● OBJETIVO
Extrae sin modificarlas las líneas que empiezan en la que contiene "o5-seam-strip-right: [571, 262, 581, 337]" y terminan en la que contiene "o4-seam-ring: [479, 454, 546, 517]", ambas incluidas.

==========

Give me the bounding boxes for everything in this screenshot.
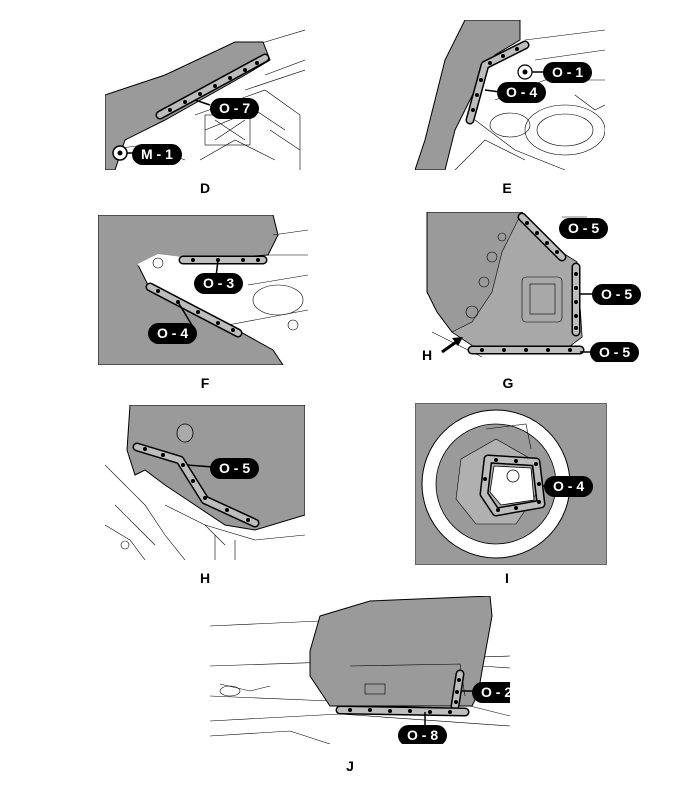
o5-seam-strip-right: [571, 262, 581, 337]
view-f-panel: O - 3 O - 4: [98, 215, 308, 365]
o5-seam-strip-bottom: [467, 345, 585, 355]
view-j-letter: J: [346, 758, 354, 774]
o7-seam-strip: [155, 53, 270, 120]
o4-seam-ring: [479, 454, 546, 517]
o3-seam-strip: [178, 255, 268, 265]
o4-seam-strip: [465, 40, 530, 125]
view-e-drawing: [415, 20, 605, 170]
callout-o5-right: O - 5: [592, 284, 642, 305]
callout-o3: O - 3: [194, 273, 244, 294]
callout-o4: O - 4: [497, 82, 547, 103]
o5-seam-strip-h: [132, 442, 260, 528]
view-j-drawing: [210, 596, 510, 744]
view-g-letter: G: [502, 375, 514, 391]
callout-o5: O - 5: [210, 458, 260, 479]
view-d-letter: D: [199, 180, 211, 196]
o8-seam-strip: [335, 705, 470, 717]
view-i-letter: I: [505, 570, 509, 586]
o4-seam-strip-f: [145, 282, 243, 338]
callout-o5-top: O - 5: [559, 218, 609, 239]
callout-o8: O - 8: [398, 725, 448, 744]
view-h-drawing: [105, 405, 305, 560]
callout-o2: O - 2: [472, 682, 510, 703]
view-g-drawing: [426, 212, 594, 358]
view-h-letter: H: [199, 570, 211, 586]
view-d-panel: O - 7 M - 1: [105, 20, 305, 170]
callout-o1: O - 1: [543, 62, 593, 83]
callout-o5-bottom: O - 5: [590, 342, 640, 362]
view-e-letter: E: [502, 180, 512, 196]
o2-seam-strip: [450, 669, 465, 711]
callout-o4: O - 4: [148, 323, 198, 344]
view-i-panel: O - 4: [415, 403, 607, 565]
o5-seam-strip-top: [517, 212, 567, 262]
callout-o4: O - 4: [544, 476, 594, 497]
view-e-panel: O - 1 O - 4: [415, 20, 605, 170]
callout-o7: O - 7: [210, 98, 260, 119]
view-g-panel: O - 5 O - 5 O - 5 H: [412, 212, 677, 362]
view-d-drawing: [105, 29, 305, 170]
view-h-arrow-label: H: [422, 347, 433, 362]
view-f-drawing: [98, 215, 308, 365]
view-j-panel: O - 2 O - 8: [210, 596, 510, 744]
callout-m1: M - 1: [132, 144, 182, 165]
view-i-drawing: [421, 409, 571, 559]
view-f-letter: F: [200, 375, 210, 391]
view-h-panel: O - 5: [105, 405, 305, 560]
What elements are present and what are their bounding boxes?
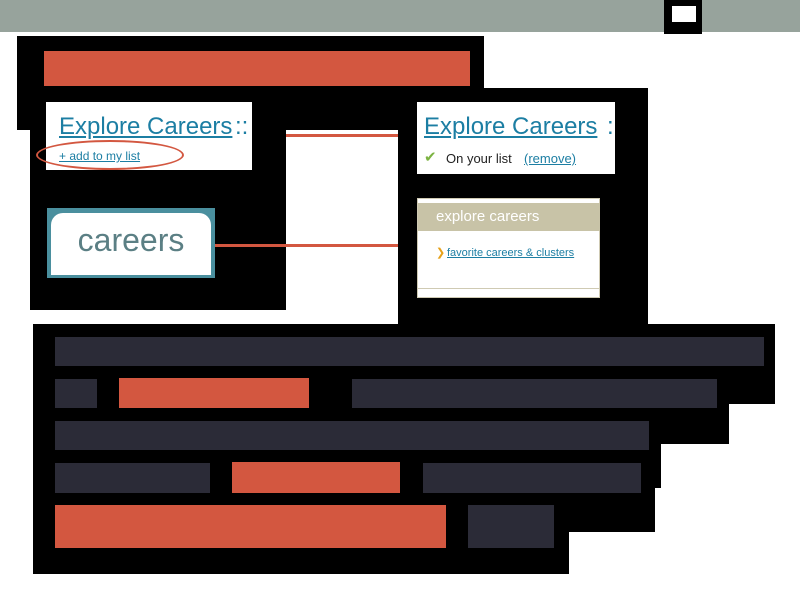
redacted-highlight — [119, 378, 309, 408]
careers-tab-label: careers — [77, 222, 185, 258]
redacted-text — [55, 421, 649, 450]
title-separator: :: — [235, 113, 249, 140]
redacted-text — [55, 463, 210, 493]
heading-redaction — [44, 51, 470, 86]
explore-careers-link[interactable]: Explore Careers — [424, 113, 598, 140]
top-bar-square-inner — [672, 6, 696, 22]
favorite-careers-link[interactable]: favorite careers & clusters — [447, 247, 575, 259]
explore-panel-header — [418, 203, 600, 231]
highlight-ellipse — [36, 140, 184, 170]
redacted-text — [55, 337, 764, 366]
redacted-text — [55, 379, 97, 408]
connector-line — [286, 134, 400, 137]
arrow-line — [215, 244, 411, 247]
explore-panel-divider — [418, 288, 600, 289]
redacted-text — [468, 505, 554, 548]
redacted-text — [423, 463, 641, 493]
check-icon: ✔ — [424, 149, 437, 166]
remove-link[interactable]: (remove) — [524, 151, 577, 166]
explore-careers-link[interactable]: Explore Careers — [59, 113, 233, 140]
add-to-list-link[interactable]: + add to my list — [59, 149, 141, 163]
careers-tab[interactable] — [51, 213, 211, 275]
card-b — [417, 102, 615, 174]
redacted-highlight — [232, 462, 400, 493]
chevron-right-icon: ❯ — [436, 247, 446, 259]
redacted-text — [352, 379, 717, 408]
title-separator: : — [607, 113, 614, 140]
redacted-highlight — [55, 505, 446, 548]
explore-panel-title: explore careers — [436, 208, 540, 225]
on-list-status: On your list — [446, 151, 512, 166]
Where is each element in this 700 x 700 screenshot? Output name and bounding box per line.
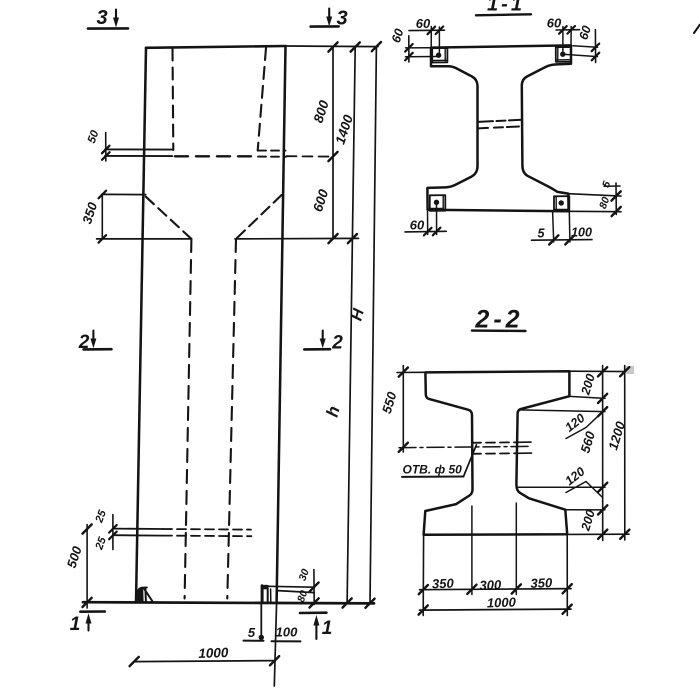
svg-text:5: 5 <box>600 180 613 190</box>
svg-text:60: 60 <box>410 218 425 233</box>
svg-text:2: 2 <box>78 332 90 353</box>
svg-text:60: 60 <box>389 27 407 45</box>
svg-text:600: 600 <box>310 187 331 214</box>
svg-text:3: 3 <box>96 7 107 29</box>
svg-text:25: 25 <box>93 508 109 525</box>
svg-text:50: 50 <box>86 128 102 145</box>
svg-text:100: 100 <box>571 226 592 240</box>
svg-text:500: 500 <box>64 544 85 570</box>
svg-text:2: 2 <box>331 333 343 354</box>
svg-text:5: 5 <box>538 227 546 241</box>
svg-text:120: 120 <box>563 464 588 488</box>
svg-text:200: 200 <box>578 372 598 397</box>
svg-text:60: 60 <box>416 16 431 31</box>
svg-text:5: 5 <box>248 625 256 640</box>
svg-text:3: 3 <box>336 8 347 30</box>
svg-text:1-1: 1-1 <box>487 0 525 16</box>
svg-text:350: 350 <box>79 200 100 226</box>
svg-text:350: 350 <box>530 575 553 591</box>
svg-text:ОТВ. ф 50: ОТВ. ф 50 <box>403 463 463 477</box>
svg-text:1000: 1000 <box>487 594 517 610</box>
svg-text:80: 80 <box>295 589 310 604</box>
svg-text:60: 60 <box>576 24 594 42</box>
svg-text:550: 550 <box>379 389 400 415</box>
svg-text:300: 300 <box>479 577 502 593</box>
svg-text:1000: 1000 <box>198 645 229 661</box>
svg-text:1: 1 <box>70 614 81 635</box>
svg-text:25: 25 <box>93 535 109 552</box>
svg-text:h: h <box>323 404 344 419</box>
svg-text:200: 200 <box>578 508 598 533</box>
svg-text:560: 560 <box>577 429 598 455</box>
svg-text:H: H <box>348 307 368 323</box>
svg-text:60: 60 <box>547 16 562 31</box>
svg-text:350: 350 <box>432 576 455 592</box>
svg-text:2-2: 2-2 <box>474 306 523 334</box>
svg-text:100: 100 <box>276 625 298 640</box>
svg-text:1400: 1400 <box>332 113 356 147</box>
svg-text:80: 80 <box>597 195 612 210</box>
svg-text:1: 1 <box>322 618 333 639</box>
svg-text:30: 30 <box>297 567 312 582</box>
svg-text:800: 800 <box>311 98 332 125</box>
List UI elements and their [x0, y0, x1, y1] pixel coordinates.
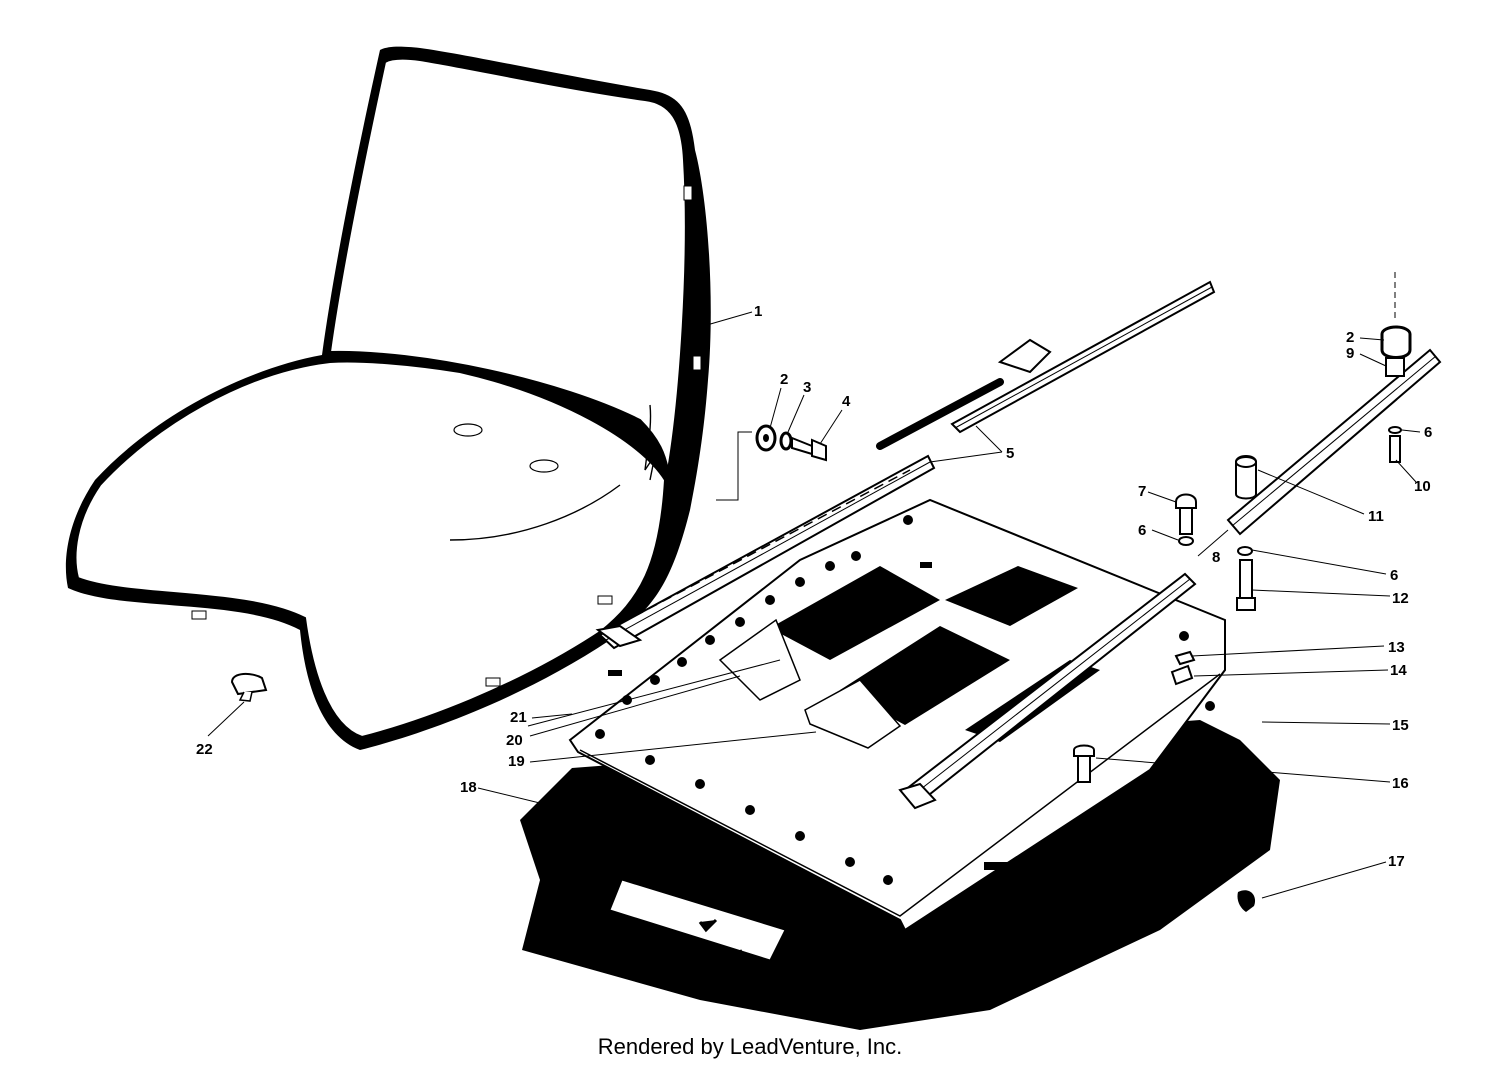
- gasket-20: [718, 618, 801, 701]
- callout-16: 16: [1392, 775, 1409, 792]
- washer-bolt-set-left: [716, 424, 827, 501]
- plate-cutout-3: [945, 566, 1078, 626]
- seat-cushion: [65, 46, 711, 751]
- callout-14: 14: [1390, 662, 1407, 679]
- seat-back: [328, 57, 687, 471]
- seat-slide-rail-right: [876, 280, 1216, 450]
- seat-slide-rail-left: [595, 454, 936, 650]
- seat-bottom: [74, 360, 667, 739]
- fasteners-top-right: [1380, 272, 1412, 463]
- callout-20: 20: [506, 732, 523, 749]
- callout-18: 18: [460, 779, 477, 796]
- clip-22: [230, 672, 268, 702]
- callout-2b: 2: [1346, 329, 1354, 346]
- callout-9: 9: [1346, 345, 1354, 362]
- callout-13: 13: [1388, 639, 1405, 656]
- render-credit: Rendered by LeadVenture, Inc.: [597, 1034, 903, 1059]
- plate-cutout-1: [770, 566, 940, 660]
- callout-6c: 6: [1390, 567, 1398, 584]
- gasket-19: [804, 679, 902, 749]
- callout-6b: 6: [1138, 522, 1146, 539]
- callout-21: 21: [510, 709, 527, 726]
- side-bar-right: [1226, 348, 1442, 536]
- callout-3: 3: [803, 379, 811, 396]
- base-plate: [520, 498, 1280, 1030]
- callout-19: 19: [508, 753, 525, 770]
- callout-labels: 1 2 3 4 5 2 9 6 10 7 11 6 8 6 12 13 14 1…: [196, 303, 1432, 870]
- callout-4: 4: [842, 393, 851, 410]
- callout-1: 1: [754, 303, 762, 320]
- callout-22: 22: [196, 741, 213, 758]
- callout-5: 5: [1006, 445, 1014, 462]
- callout-10: 10: [1414, 478, 1431, 495]
- fasteners-middle: [1073, 493, 1256, 912]
- knob-17: [1237, 890, 1256, 912]
- callout-2: 2: [780, 371, 788, 388]
- callout-15: 15: [1392, 717, 1409, 734]
- callout-8: 8: [1212, 549, 1220, 566]
- callout-7: 7: [1138, 483, 1146, 500]
- callout-11: 11: [1368, 508, 1384, 525]
- callout-12: 12: [1392, 590, 1409, 607]
- leader-lines: [207, 311, 1421, 899]
- plate-cutout-2: [840, 626, 1010, 725]
- callout-17: 17: [1388, 853, 1405, 870]
- callout-6a: 6: [1424, 424, 1432, 441]
- plate-holes: [595, 515, 1215, 915]
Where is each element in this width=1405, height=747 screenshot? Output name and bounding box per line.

==========

● RESULTADO
o5-seam-strip-right: [571, 262, 581, 337]
view-f-panel: O - 3 O - 4: [98, 215, 308, 365]
o5-seam-strip-bottom: [467, 345, 585, 355]
view-j-letter: J: [346, 758, 354, 774]
o7-seam-strip: [155, 53, 270, 120]
o4-seam-ring: [479, 454, 546, 517]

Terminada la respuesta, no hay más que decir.